### Aim of the task
Search the data below for the string "Documentation". Extract every line that contains it.
######
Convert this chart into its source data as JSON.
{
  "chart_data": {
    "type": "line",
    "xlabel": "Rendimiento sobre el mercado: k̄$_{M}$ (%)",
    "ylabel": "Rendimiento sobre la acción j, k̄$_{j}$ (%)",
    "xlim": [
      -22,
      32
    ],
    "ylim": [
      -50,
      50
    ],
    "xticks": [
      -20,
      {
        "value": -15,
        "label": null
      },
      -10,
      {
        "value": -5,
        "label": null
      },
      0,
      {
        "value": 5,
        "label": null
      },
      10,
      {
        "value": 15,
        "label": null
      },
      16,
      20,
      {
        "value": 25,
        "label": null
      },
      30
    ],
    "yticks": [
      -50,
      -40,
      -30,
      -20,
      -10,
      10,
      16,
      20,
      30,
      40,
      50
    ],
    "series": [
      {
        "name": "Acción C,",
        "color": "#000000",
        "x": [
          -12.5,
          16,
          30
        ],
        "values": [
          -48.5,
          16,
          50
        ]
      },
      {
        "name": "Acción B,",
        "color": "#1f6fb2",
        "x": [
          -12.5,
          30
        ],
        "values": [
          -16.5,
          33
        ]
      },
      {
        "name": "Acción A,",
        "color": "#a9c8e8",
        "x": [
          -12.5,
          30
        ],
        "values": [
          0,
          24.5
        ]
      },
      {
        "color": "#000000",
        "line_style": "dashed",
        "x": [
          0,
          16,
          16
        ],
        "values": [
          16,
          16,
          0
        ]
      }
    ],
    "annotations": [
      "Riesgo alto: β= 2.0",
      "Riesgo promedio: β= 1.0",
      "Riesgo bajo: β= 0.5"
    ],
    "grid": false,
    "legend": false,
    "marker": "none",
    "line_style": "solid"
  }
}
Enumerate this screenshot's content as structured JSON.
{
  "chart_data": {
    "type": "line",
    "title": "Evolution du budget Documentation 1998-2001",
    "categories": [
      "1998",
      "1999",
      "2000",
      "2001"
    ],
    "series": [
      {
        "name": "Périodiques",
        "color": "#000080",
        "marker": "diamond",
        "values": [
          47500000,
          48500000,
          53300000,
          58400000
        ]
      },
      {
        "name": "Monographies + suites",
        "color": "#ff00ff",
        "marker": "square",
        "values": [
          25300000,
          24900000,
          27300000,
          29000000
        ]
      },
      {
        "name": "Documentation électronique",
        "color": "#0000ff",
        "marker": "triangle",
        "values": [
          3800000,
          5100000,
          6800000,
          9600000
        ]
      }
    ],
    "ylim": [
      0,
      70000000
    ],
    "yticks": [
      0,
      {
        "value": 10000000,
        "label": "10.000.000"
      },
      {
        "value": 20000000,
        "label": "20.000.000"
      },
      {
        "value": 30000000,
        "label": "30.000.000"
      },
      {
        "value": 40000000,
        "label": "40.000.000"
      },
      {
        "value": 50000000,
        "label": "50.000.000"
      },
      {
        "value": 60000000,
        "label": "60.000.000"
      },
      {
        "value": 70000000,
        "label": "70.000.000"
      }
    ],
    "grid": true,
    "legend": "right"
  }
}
######
### Result
    "title": "Evolution du budget Documentation 1998-2001",
        "name": "Documentation électronique",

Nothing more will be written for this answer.